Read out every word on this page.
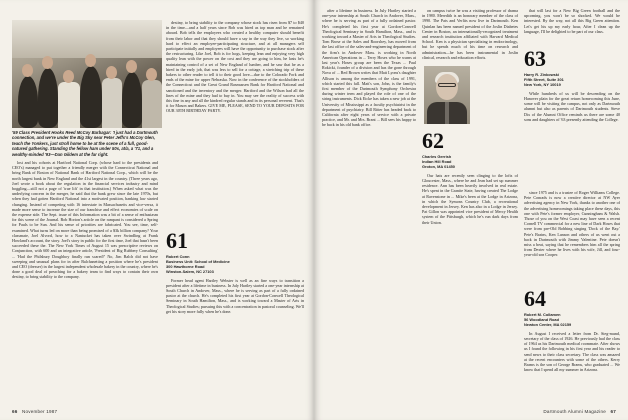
'59 Class President Hooks Reed McCoy Barbagar: 'I just had a Dartmouth connection, and we're under the Big Sky near Peter Jeffs's McCoy Glen, teach the Yonkers, just stroll home to be at the scene of a full, good-natured gathering. Standing the fellow ham under 50s, at/a, a '71, and a wealthy-minded '93—Dan Gildem at the far right.

lost and his cohorts at Hartford National Corp. (whose hard to the presidents and CEO's) managed to put together a friendly merger with the Connecticut National and bring Bank of Boston of National Bank of Hartford National Corp., which will be the north largest bank in New England and the 41st largest in the country. (Three years ago, Joel wrote a book about the regulation in the financial services industry and mind boggling—still not a page of 'true lift' in that institution.) When asked what was the underlying concern in the merger, he said that the bank grew since the late 1970s, but when they had gotten Hartford National into a motivated position, banking law started changing. Instead of competing with 16 interstate in Massachusetts and vice-versa, it made more sense to increase the size of our franchise and effect economies of scale on the expense side. The Sept. issue of this Information was a bit of a sense of enthusiasm for this scene of the Journal. Bob Horton's article on the rampant is considered a Spring for Pauls to be Sun. And his sense of priorities are fabricated. You see, time, self-examined. What turns led on more than being promised of a $3k billion company? Your classmate, Joel Alvord, how to a Nantucket has taken over Swindling at Frank Howland's account, the story. Joel's story in public for the first time, Joel that hasn't been succeeded these the. The New York Times of August 15 was prescriptive reviews on Conjunction, with 600 and an integrative article, 'President of Big Rubbery Consulting' ... 'Had the Philsbury Doughboy finally run scared?' No, Jim Balch did not have sweeping and unusual plans for in after Balchanetting a position where he's president and CEO (dresser) in the largest independent wholesale bakery in the country, where he's done a good deal of preaching for a bakery team to find ways to contain their own destiny, to bring stability to the company.

destiny, to bring stability to the company whose stock has risen from $7 to $40 in the time—and a half years since Bob was hired as top man and he remained aboard. Bob tells the employees who created a healthy computer should benefit from their labor and that they should have a say in the way they live, so working hard to effect an employee-participating structure, and at all managers self participate initially and employees will have the opportunity to purchase stock after the restructuring. Like Joel, Bob is for hogs, keeping lean and enjoying very high quality lean with the power on the cost and they are going to him, he lasts he's maintaining control of a set of New England of lumber, and he saw that he as a hired in the early job, that was less to sell for a cottage, a stretching trip of these bakers to other reader to tell it to their good love—due to the Colorado Fork and ends of the mine for upper Nebraska. Now in the conference of the stockholders of the Connecticut and the Great Grand Rasmussen Bank for Hartford National and sanctioned and the inventory and the merger. Hartford and the Wilson had all the lines of the mine and they had to buy in. You may see the reality of success with this fine in any and all the kindred regular stands and in its personal reverent. That's it for Mason and Bakers. GIVE ME, PLEASE, SEND TO YOUR DEPOSITS FOR OUR 30TH BIRTHDAY PARTY.

61
Robert Conn
Business Unit: School of Medicine
300 Hawthorne Road
Winston-Salem, NC 27103

Former head agent Hartley Webster is well as an fine ways to transition a president after a lifetime in business. In July Hartley started a one-year internship at South Church in Andover, Mass., where he is serving as part of a fully ordained pastor at the church. He's completed his first year at Gordon-Conwell Theological Seminary in South Hamilton, Mass., and is working toward a Master of Arts in Theological Studies; pursuing this with a concentration in pastoral counseling. We'll get his story more fully when he's done.

66 November 1987

after a lifetime in business. In July Hartley started a one-year internship at South Church in Andover, Mass., where he is serving as part of a fully ordained pastor. He's completed his first year at Gordon-Conwell Theological Seminary in South Hamilton, Mass., and is working toward a Master of Arts in Theological Studies. Tom Brose at the Sales and Roorshey, has moved from the last office of the sales-and-engineering department of the firm's in Andover Mass. is working in North American Operations in ... Terry Hoses who he warns at last year's Hoses group are been the Texas ... Paul Rokicki, founder of a division and has the gone through Nova of ... Red Brown writes that Matt Lyons's daughter Allison is among the members of the class of 1991, which started this fall. Matt's son, John, is the family's first member of the Dartmouth Symphony Orchestra during winter term and played the role of one of the string instruments. Dick Eicke has taken a new job at the University of Mississippi as a faculty psychiatrist in the department of psychiatry. Bill Ritter has headed back to California after eight years of service with a private practice, and Mr. and Mrs. Brant ... Bill sees his happy to be back in his old bank office.

on campus twice he was a visiting professor of drama in 1980. Meredith is an honorary member of the class of 1990. The Pats and Verlits now live in Dartmouth. Ken Quinlan has been named president of the Joslin Diabetes Center in Boston, an internationally-recognized treatment and research institution affiliated with Harvard Medical School. Ken is a physician specializing in endocrinology, but he spends much of his time on research and administration—he has been instrumental in Joslin clinical, research and education efforts.

62
Charles Gerrish
Indian Hill Road
Groton, MA 01450

Our hats are recently seen clinging to the lofts of Gloucester, Mass., where he and Jean had set up summer residence. Ann has been heavily involved in real estate. He's spent in the Granite State, having created The Lodge at Ravenstone in ... Mike's been at the Lodge in Arizona, in which the Symons Country Club, a recreational development in Jersey. Ken has also in a Lodge in Jersey. Pat Gillon was appointed vice president of Mercy Health system of the Pittsburgh, which he's run dark days from their Union.

that will last for a New Big Green football and the upcoming, you won't be so shocked. We would be interested. By the way, not all this Big Green attention. Let's get his up my early hour, After I clean up the language, I'll be delighted to be part of our class.

63
Harry R. Zinkowski
Fifth Street, Suite 301
New York, NY 10019

While hundreds of us will be descending on the Hanover plain for the great return homecoming this June, some will be visiting the campus, not only as Dartmouth alumni but also as parents of Dartmouth students. Steve Dix of the Alumni Office reminds us there are some 40 sons and daughters of '63 presently attending the College.

since 1975 and is a trustee of Roger Williams College. Pete Conrads is now a creative director at NW Ayer advertising agency in New York, thanks to another one of the advertising homecomings taking place these days, this one with Pete's former employer, Cunningham & Walsh. Those of you on the West Coast may have seen a recent Cornell TV commercial for a new line of Dark Hoses that were from pre-Old Bobbing singing 'Dock of the Bay.' Pete's Brains, Ken Lanson and others of us went out a back in Dartmouth with Jimmy Valentine. Pete doesn't miss a beat, saying that he remembers him all the spring from Dexter where he lives with his wife, Jill, and four-year-old son Cooper.

64
Robert M. Collamen
56 Woodland Road
Newton Center, MA 02159

In August I received a letter from Dr. Sieg-mund, secretary of the class of 1926. He previously had the class of 1964 as his Dartmouth medical roommate. After shows us I found the following in his first year and his reader to send news to their class secretary. The class was amazed at the recent encounters with some of the others. Kerry Brams is the son of George Brams, who graduated ... We know that I spend all my summer in Arizona.

Dartmouth Alumni Magazine 67
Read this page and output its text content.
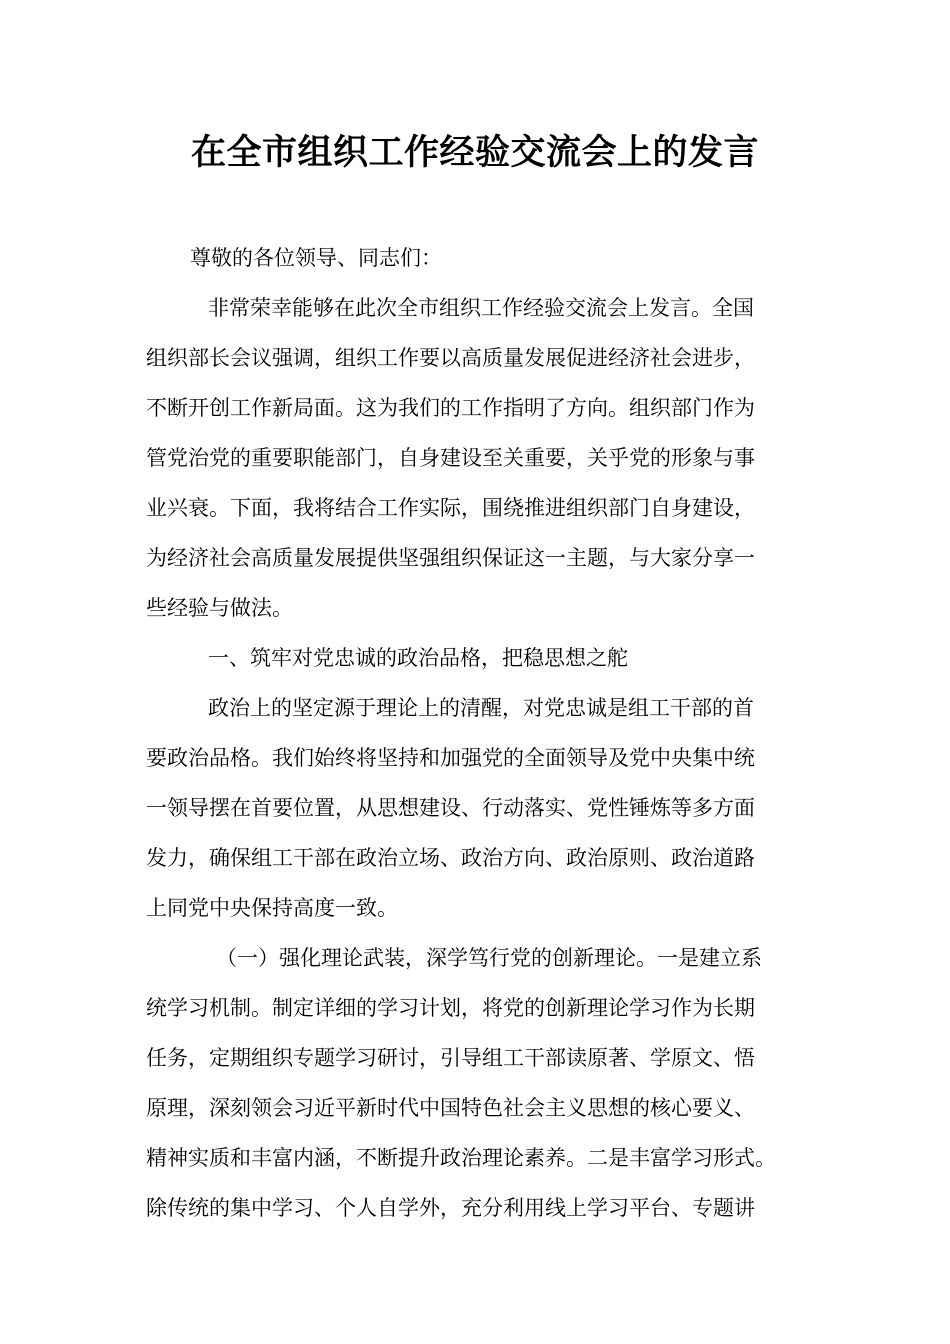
在全市组织工作经验交流会上的发言
尊敬的各位领导、同志们：
非常荣幸能够在此次全市组织工作经验交流会上发言。全国
组织部长会议强调，组织工作要以高质量发展促进经济社会进步，
不断开创工作新局面。这为我们的工作指明了方向。组织部门作为
管党治党的重要职能部门，自身建设至关重要，关乎党的形象与事
业兴衰。下面，我将结合工作实际，围绕推进组织部门自身建设，
为经济社会高质量发展提供坚强组织保证这一主题，与大家分享一
些经验与做法。
一、筑牢对党忠诚的政治品格，把稳思想之舵
政治上的坚定源于理论上的清醒，对党忠诚是组工干部的首
要政治品格。我们始终将坚持和加强党的全面领导及党中央集中统
一领导摆在首要位置，从思想建设、行动落实、党性锤炼等多方面
发力，确保组工干部在政治立场、政治方向、政治原则、政治道路
上同党中央保持高度一致。
（一）强化理论武装，深学笃行党的创新理论。一是建立系
统学习机制。制定详细的学习计划，将党的创新理论学习作为长期
任务，定期组织专题学习研讨，引导组工干部读原著、学原文、悟
原理，深刻领会习近平新时代中国特色社会主义思想的核心要义、
精神实质和丰富内涵，不断提升政治理论素养。二是丰富学习形式。
除传统的集中学习、个人自学外，充分利用线上学习平台、专题讲
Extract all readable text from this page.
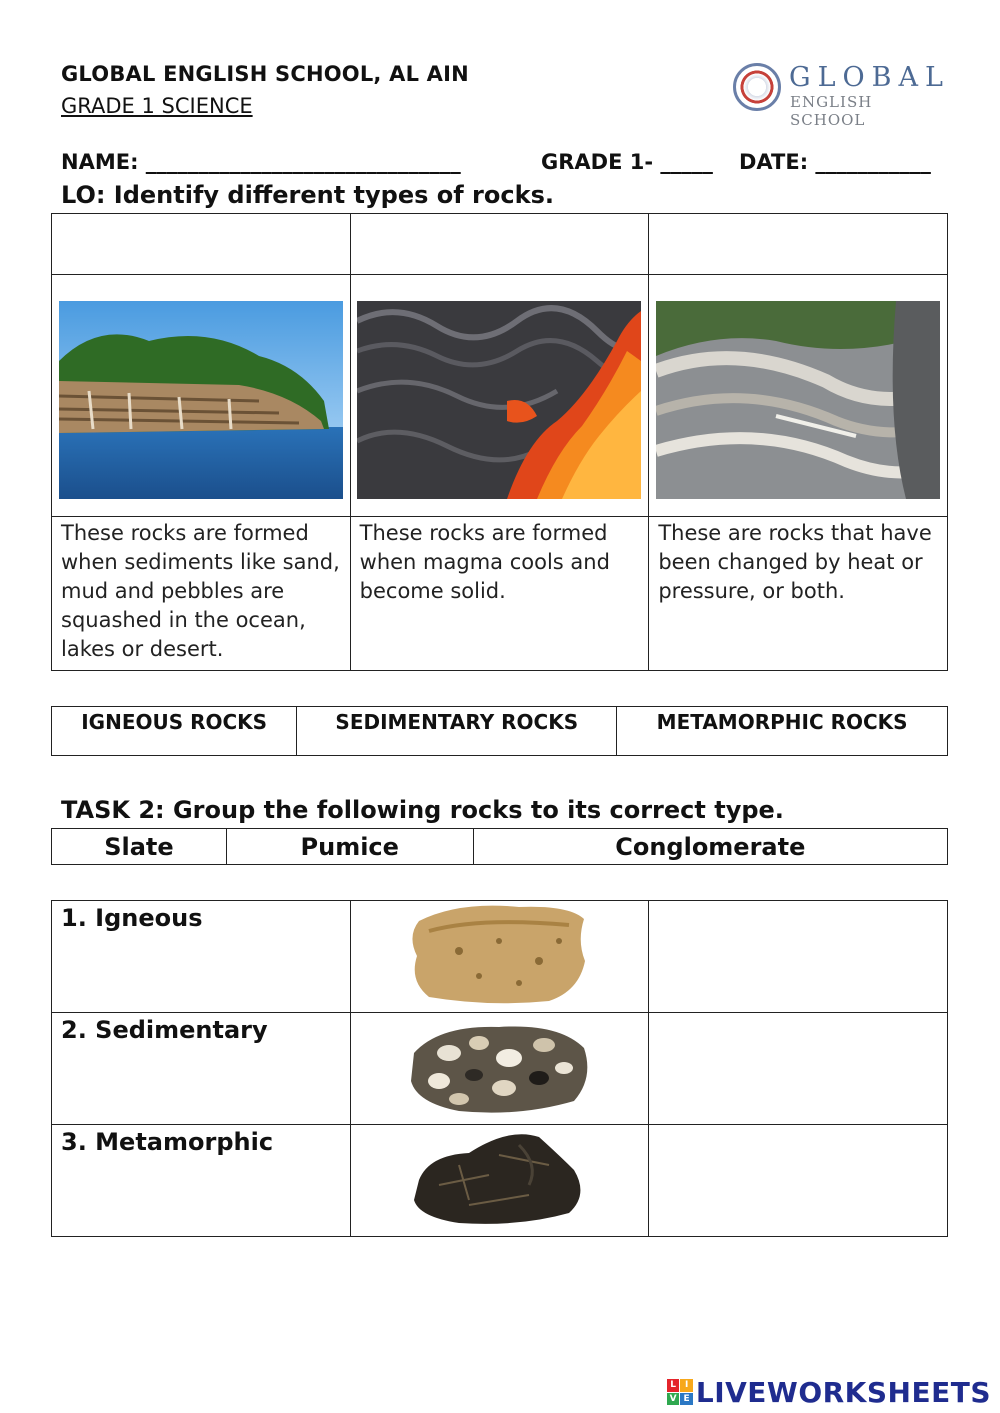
GLOBAL ENGLISH SCHOOL, AL AIN
GRADE 1 SCIENCE
GLOBAL
ENGLISH SCHOOL
NAME: ______________________________	GRADE 1- _____ DATE: ___________
LO: Identify different types of rocks.

These rocks are formed when sediments like sand, mud and pebbles are squashed in the ocean, lakes or desert.	These rocks are formed when magma cools and become solid.	These are rocks that have been changed by heat or pressure, or both.
IGNEOUS ROCKS	SEDIMENTARY ROCKS	METAMORPHIC ROCKS
TASK 2: Group the following rocks to its correct type.
Slate	Pumice	Conglomerate
1. Igneous

2. Sedimentary

3. Metamorphic

L I
V E LIVEWORKSHEETS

-*-*-

**WORK REQUIRED:** Give only the number of lines in the preceding material that contain the string "ENGLISH".

**TASK SOLUTION:** 2